■ **Task 1**:
In the piece on H7N9 laboratory findings, turn the paragraph beginning "In the biochemical analysis" into a short list that keeps its main facts.
■ **Task 2**:
Decide whether each statement agrees with the piece on H7N9 laboratory findings, answering yes or no and quoting the deciding words: (a) the findings are diagnostically specific to H7N9 infection; (b) sepsis is the primary cause of DIC; (c) in the 2008 analysis, 17 of the 26 cases died.
■ **Task 3**:
Resume the piece on H7N9 laboratory findings, picking up right after its final sentence.

Laboratory findings in patients with avian-origin influenza A (H7N9) virus infections
Juanwen Zhang, Ying Zhao, Yu Chen*
Briefly, these researchers found:
Hematological abnormalities
- leukopenia
- lymphopenia
- thrombocytopenia with prolonged prothrombin time (PT) and activated partial thromboplastin time (APTT)
- elevation of D-dimer levels.
Biochemical abnormalities
- elevated serum lactate dehydrogenase (LDH)
- elevated aspartate aminotransferase (AST)
- elevated creatine kinase (CK)
- elevated alanine aminotransferase (ALT) activities,
- increased C-reactive protein (CRP) concentration,
- as well as hyponatremia, hypokalemia, hypocalcemia, hypoproteinemia, and hypoalbuminemia.
Arterial blood gas analysis
- reduced arterial oxygen (PaO2)
- reduced carbon dioxide pressures (PaCO2).
While these laboratory findings were commonly observed in the early stages of H7N9 infection, they are not pathognomonic – that is, diagnostically specific – to H7N9 infection.
Given that some of my readers may be unfamiliar with all of these lab tests, I’ve provided a few general descriptions of these tests below:
The reduced arterial blood gases (PaO2 & PaCO2) are consistent with hypoxia that would be associated with any pneumonia.
In the biochemical analysis, elevated ALT & AST are usually associated with liver damage, while LDH is an enzyme released when certain cells (typically liver, kidney, heart, or muscle) die. An elevated CPK level usually means there has been damage or stress to muscle tissue, the heart, or the brain.
Increased PT, APPT, and elevated D-dimer levels are often associated with DIC (Disseminated intravascular coagulation),a clotting disorder that can lead to serious internal and external bleeding. While sepsis is the primary cause of DIC, it can also be triggered by systemic fungal, bacterial, parasitic (malarial) or viral infections (including influenza).
Hyponatremia, hypokalemia and hypocalcemia refer to low levels of sodium, potassium, and calcium in the blood serum. Hypoproteinemia and hypoalbuminemia refer to low levels of protein and albumin in the blood.
Although a good deal depends upon the degree of deviation from the norm in these blood tests, the picture painted by this study is that these patients experienced profound systemic challenges due to their H7N9 infection, which probably helps to explain the high mortality rate.
In 2008, we looked at an analysis (see Clinical Case Review Of 26 Chinese H5N1 Patients) published in PLoS One that revealed remarkably similar laboratory findings. Of the 26 cases studied, 17 (65%) died.

■ **Source data**:
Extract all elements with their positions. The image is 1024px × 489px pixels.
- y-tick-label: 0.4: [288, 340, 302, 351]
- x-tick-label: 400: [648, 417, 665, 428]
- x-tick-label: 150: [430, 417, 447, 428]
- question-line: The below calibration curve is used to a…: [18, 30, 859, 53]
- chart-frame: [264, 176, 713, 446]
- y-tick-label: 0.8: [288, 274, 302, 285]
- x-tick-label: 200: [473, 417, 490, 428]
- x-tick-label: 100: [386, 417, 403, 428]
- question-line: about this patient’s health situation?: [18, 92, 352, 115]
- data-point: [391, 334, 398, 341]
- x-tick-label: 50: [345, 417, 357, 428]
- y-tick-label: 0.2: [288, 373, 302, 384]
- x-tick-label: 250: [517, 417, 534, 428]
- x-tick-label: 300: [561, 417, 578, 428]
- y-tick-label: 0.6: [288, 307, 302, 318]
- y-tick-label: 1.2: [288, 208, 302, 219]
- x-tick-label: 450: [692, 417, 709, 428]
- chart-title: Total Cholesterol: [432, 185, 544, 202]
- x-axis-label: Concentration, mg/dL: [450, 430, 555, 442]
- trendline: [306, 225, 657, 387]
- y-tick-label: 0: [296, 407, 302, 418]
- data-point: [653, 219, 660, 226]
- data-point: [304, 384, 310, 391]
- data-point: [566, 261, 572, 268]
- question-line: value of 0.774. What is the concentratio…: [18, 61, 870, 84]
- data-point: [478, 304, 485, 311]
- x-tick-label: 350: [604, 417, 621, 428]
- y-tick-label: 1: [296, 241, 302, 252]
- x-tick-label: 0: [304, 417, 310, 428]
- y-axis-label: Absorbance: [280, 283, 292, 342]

■ **Answer 1**:
- Elevated ALT and AST: usually associated with liver damage.
- LDH: an enzyme released when certain cells (typically liver, kidney, heart, or muscle) die.
- Elevated CPK: usually means damage or stress to muscle tissue, the heart, or the brain.

■ **Answer 2**:
(a) No: "they are not pathognomonic – that is, diagnostically specific – to H7N9 infection."
(b) Yes: "While sepsis is the primary cause of DIC"
(c) Yes: "Of the 26 cases studied, 17 (65%) died."

■ **Answer 3**:
Some excerpts from that study:
The prevalence of patients with abnormal haematological findings at admission [leukopenia (46%), lymphopenia (62%), and moderate thrombocytopenia (50%)] increased to 92%, 89% and 73%, respectively, during hospitalization.
<snip>
Elevated ALT, AST, creatine kinase (CK), creatine phosphokinase isoenzymes (CPK), lactic dehydrogenase (LDH), and plasma glucose concentration, and decreased albumin levels were observed in more than half of cases at admission, and developed in nearly all cases during hospitalization. Elevated creatine level was observed in 25% of cases during hospitalization. Seventeen (77%) cases developed proteinuria at a median of 9.0 days (IQR 7.0–11) after illness onset.
<snip>
All 17 fatal cases had multi-organ failure, including respiratory failure (94%), cardiac failure (71%), renal failure (27%) and 24% had disseminated intravenous coagulation.
It should be noted that late hospital treatment was the norm among these Chinese H5N1 patients, with some never receiving antivirals, even once hospitalized. The abstract of today’s H7N9 study does not provide comparable details on admissions, treatment, or outcomes.
While the recovery rate with H7N9 last spring was double that which we’ve seen over the years with H5N1, today’s study suggests that both viruses are capable of producing similar pathogenesis in humans. At least among those experiencing the most severe presentation of the illness.
We don’t currently have a vaccine against the H7N9 virus, but early treatment with antiviral medications has been associated with fewer symptoms, more rapid recovery, and a lower mortality rate. The CDC recently released antiviral guidance documentation in the event that the H7N9 manages to spread beyond China.